### What the task requires
Retype everything in the listing, leaving each line exactly as it is.

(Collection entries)

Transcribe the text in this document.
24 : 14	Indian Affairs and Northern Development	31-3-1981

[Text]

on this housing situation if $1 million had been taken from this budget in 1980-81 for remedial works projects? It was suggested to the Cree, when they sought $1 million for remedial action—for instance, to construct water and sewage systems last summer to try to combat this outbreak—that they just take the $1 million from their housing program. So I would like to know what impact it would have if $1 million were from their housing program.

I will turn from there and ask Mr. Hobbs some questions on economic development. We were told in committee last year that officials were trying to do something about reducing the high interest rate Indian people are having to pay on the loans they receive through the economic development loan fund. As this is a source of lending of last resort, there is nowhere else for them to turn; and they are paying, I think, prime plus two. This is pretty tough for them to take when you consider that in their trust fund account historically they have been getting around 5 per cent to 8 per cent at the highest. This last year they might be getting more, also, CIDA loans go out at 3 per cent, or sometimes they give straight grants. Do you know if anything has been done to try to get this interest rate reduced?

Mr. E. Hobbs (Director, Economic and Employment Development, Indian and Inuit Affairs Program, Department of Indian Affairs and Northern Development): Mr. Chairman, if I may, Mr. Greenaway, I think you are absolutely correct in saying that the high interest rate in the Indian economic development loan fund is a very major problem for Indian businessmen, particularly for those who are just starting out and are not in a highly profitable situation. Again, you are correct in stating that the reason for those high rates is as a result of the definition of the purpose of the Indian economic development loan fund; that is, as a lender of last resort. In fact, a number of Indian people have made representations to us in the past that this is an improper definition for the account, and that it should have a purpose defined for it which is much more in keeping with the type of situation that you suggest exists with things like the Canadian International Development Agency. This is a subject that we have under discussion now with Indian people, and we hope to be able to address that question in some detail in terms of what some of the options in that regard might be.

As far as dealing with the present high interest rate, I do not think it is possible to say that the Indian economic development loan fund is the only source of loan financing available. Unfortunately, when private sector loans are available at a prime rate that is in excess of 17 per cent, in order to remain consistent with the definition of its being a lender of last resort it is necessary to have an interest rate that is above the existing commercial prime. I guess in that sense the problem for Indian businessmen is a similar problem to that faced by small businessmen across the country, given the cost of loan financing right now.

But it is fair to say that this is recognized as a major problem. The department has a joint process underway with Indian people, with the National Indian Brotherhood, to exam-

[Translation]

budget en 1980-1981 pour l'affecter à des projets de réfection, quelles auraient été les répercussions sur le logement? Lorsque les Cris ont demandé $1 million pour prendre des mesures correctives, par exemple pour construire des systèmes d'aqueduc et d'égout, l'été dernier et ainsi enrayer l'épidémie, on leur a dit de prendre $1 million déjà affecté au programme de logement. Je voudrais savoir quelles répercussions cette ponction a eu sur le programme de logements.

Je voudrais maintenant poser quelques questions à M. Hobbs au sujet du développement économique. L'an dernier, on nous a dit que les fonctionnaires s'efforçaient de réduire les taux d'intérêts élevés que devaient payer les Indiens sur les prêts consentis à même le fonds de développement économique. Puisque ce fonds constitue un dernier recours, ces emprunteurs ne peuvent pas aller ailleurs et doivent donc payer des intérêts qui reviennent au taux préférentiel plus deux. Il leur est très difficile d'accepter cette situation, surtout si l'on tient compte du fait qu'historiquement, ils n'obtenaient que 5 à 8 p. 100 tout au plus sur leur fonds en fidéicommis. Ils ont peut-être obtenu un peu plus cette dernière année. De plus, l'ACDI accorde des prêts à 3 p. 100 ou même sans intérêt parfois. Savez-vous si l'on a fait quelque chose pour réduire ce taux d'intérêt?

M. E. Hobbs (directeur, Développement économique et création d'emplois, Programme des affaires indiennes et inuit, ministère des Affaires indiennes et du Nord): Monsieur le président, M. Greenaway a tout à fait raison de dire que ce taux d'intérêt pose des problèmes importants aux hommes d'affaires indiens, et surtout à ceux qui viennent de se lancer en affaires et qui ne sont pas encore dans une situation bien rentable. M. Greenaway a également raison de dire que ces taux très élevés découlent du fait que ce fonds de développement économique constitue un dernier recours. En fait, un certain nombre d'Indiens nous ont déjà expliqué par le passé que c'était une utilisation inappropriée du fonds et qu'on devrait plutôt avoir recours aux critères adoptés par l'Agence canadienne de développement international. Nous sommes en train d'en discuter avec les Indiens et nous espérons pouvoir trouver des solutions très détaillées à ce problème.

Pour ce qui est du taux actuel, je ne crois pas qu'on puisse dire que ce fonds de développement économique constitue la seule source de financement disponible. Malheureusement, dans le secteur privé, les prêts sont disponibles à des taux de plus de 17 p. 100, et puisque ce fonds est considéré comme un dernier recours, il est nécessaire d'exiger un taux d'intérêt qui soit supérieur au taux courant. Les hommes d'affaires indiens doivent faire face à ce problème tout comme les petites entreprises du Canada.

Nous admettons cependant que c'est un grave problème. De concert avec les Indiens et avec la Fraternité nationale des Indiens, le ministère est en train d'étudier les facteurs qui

### Answer in full
Transcribe the text in this document.
24 : 14	Indian Affairs and Northern Development	31-3-1981

[Text]

on this housing situation if $1 million had been taken from this budget in 1980-81 for remedial works projects? It was suggested to the Cree, when they sought $1 million for remedial action—for instance, to construct water and sewage systems last summer to try to combat this outbreak—that they just take the $1 million from their housing program. So I would like to know what impact it would have if $1 million were from their housing program.

I will turn from there and ask Mr. Hobbs some questions on economic development. We were told in committee last year that officials were trying to do something about reducing the high interest rate Indian people are having to pay on the loans they receive through the economic development loan fund. As this is a source of lending of last resort, there is nowhere else for them to turn; and they are paying, I think, prime plus two. This is pretty tough for them to take when you consider that in their trust fund account historically they have been getting around 5 per cent to 8 per cent at the highest. This last year they might be getting more, also, CIDA loans go out at 3 per cent, or sometimes they give straight grants. Do you know if anything has been done to try to get this interest rate reduced?

Mr. E. Hobbs (Director, Economic and Employment Development, Indian and Inuit Affairs Program, Department of Indian Affairs and Northern Development): Mr. Chairman, if I may, Mr. Greenaway, I think you are absolutely correct in saying that the high interest rate in the Indian economic development loan fund is a very major problem for Indian businessmen, particularly for those who are just starting out and are not in a highly profitable situation. Again, you are correct in stating that the reason for those high rates is as a result of the definition of the purpose of the Indian economic development loan fund; that is, as a lender of last resort. In fact, a number of Indian people have made representations to us in the past that this is an improper definition for the account, and that it should have a purpose defined for it which is much more in keeping with the type of situation that you suggest exists with things like the Canadian International Development Agency. This is a subject that we have under discussion now with Indian people, and we hope to be able to address that question in some detail in terms of what some of the options in that regard might be.

As far as dealing with the present high interest rate, I do not think it is possible to say that the Indian economic development loan fund is the only source of loan financing available. Unfortunately, when private sector loans are available at a prime rate that is in excess of 17 per cent, in order to remain consistent with the definition of its being a lender of last resort it is necessary to have an interest rate that is above the existing commercial prime. I guess in that sense the problem for Indian businessmen is a similar problem to that faced by small businessmen across the country, given the cost of loan financing right now.

But it is fair to say that this is recognized as a major problem. The department has a joint process underway with Indian people, with the National Indian Brotherhood, to exam-

[Translation]

budget en 1980-1981 pour l'affecter à des projets de réfection, quelles auraient été les répercussions sur le logement? Lorsque les Cris ont demandé $1 million pour prendre des mesures correctives, par exemple pour construire des systèmes d'aqueduc et d'égout, l'été dernier et ainsi enrayer l'épidémie, on leur a dit de prendre $1 million déjà affecté au programme de logement. Je voudrais savoir quelles répercussions cette ponction a eu sur le programme de logements.

Je voudrais maintenant poser quelques questions à M. Hobbs au sujet du développement économique. L'an dernier, on nous a dit que les fonctionnaires s'efforçaient de réduire les taux d'intérêts élevés que devaient payer les Indiens sur les prêts consentis à même le fonds de développement économique. Puisque ce fonds constitue un dernier recours, ces emprunteurs ne peuvent pas aller ailleurs et doivent donc payer des intérêts qui reviennent au taux préférentiel plus deux. Il leur est très difficile d'accepter cette situation, surtout si l'on tient compte du fait qu'historiquement, ils n'obtenaient que 5 à 8 p. 100 tout au plus sur leur fonds en fidéicommis. Ils ont peut-être obtenu un peu plus cette dernière année. De plus, l'ACDI accorde des prêts à 3 p. 100 ou même sans intérêt parfois. Savez-vous si l'on a fait quelque chose pour réduire ce taux d'intérêt?

M. E. Hobbs (directeur, Développement économique et création d'emplois, Programme des affaires indiennes et inuit, ministère des Affaires indiennes et du Nord): Monsieur le président, M. Greenaway a tout à fait raison de dire que ce taux d'intérêt pose des problèmes importants aux hommes d'affaires indiens, et surtout à ceux qui viennent de se lancer en affaires et qui ne sont pas encore dans une situation bien rentable. M. Greenaway a également raison de dire que ces taux très élevés découlent du fait que ce fonds de développement économique constitue un dernier recours. En fait, un certain nombre d'Indiens nous ont déjà expliqué par le passé que c'était une utilisation inappropriée du fonds et qu'on devrait plutôt avoir recours aux critères adoptés par l'Agence canadienne de développement international. Nous sommes en train d'en discuter avec les Indiens et nous espérons pouvoir trouver des solutions très détaillées à ce problème.

Pour ce qui est du taux actuel, je ne crois pas qu'on puisse dire que ce fonds de développement économique constitue la seule source de financement disponible. Malheureusement, dans le secteur privé, les prêts sont disponibles à des taux de plus de 17 p. 100, et puisque ce fonds est considéré comme un dernier recours, il est nécessaire d'exiger un taux d'intérêt qui soit supérieur au taux courant. Les hommes d'affaires indiens doivent faire face à ce problème tout comme les petites entreprises du Canada.

Nous admettons cependant que c'est un grave problème. De concert avec les Indiens et avec la Fraternité nationale des Indiens, le ministère est en train d'étudier les facteurs qui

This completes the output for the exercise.